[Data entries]
## START
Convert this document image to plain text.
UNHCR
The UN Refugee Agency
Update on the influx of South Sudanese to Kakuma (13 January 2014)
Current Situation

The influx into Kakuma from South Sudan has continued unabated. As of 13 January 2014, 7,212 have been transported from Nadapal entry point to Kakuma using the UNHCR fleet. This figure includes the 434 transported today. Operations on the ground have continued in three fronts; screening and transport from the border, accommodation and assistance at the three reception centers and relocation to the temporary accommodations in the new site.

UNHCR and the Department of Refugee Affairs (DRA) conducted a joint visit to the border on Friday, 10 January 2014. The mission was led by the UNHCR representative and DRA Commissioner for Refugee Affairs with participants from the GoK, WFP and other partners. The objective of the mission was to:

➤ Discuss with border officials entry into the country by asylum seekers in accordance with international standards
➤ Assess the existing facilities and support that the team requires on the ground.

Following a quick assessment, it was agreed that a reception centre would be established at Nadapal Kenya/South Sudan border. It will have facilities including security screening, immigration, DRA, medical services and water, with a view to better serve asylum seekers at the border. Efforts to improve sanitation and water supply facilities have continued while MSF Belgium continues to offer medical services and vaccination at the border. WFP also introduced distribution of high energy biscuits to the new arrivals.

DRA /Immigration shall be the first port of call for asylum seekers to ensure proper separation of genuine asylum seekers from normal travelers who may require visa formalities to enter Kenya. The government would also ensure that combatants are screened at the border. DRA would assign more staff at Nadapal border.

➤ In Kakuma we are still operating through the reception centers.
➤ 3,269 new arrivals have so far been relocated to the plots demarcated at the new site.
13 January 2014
## END
* **Task goal**: Go over the records above and tally each line that includes "asylum". Give the total by itself.

* **The output**: 3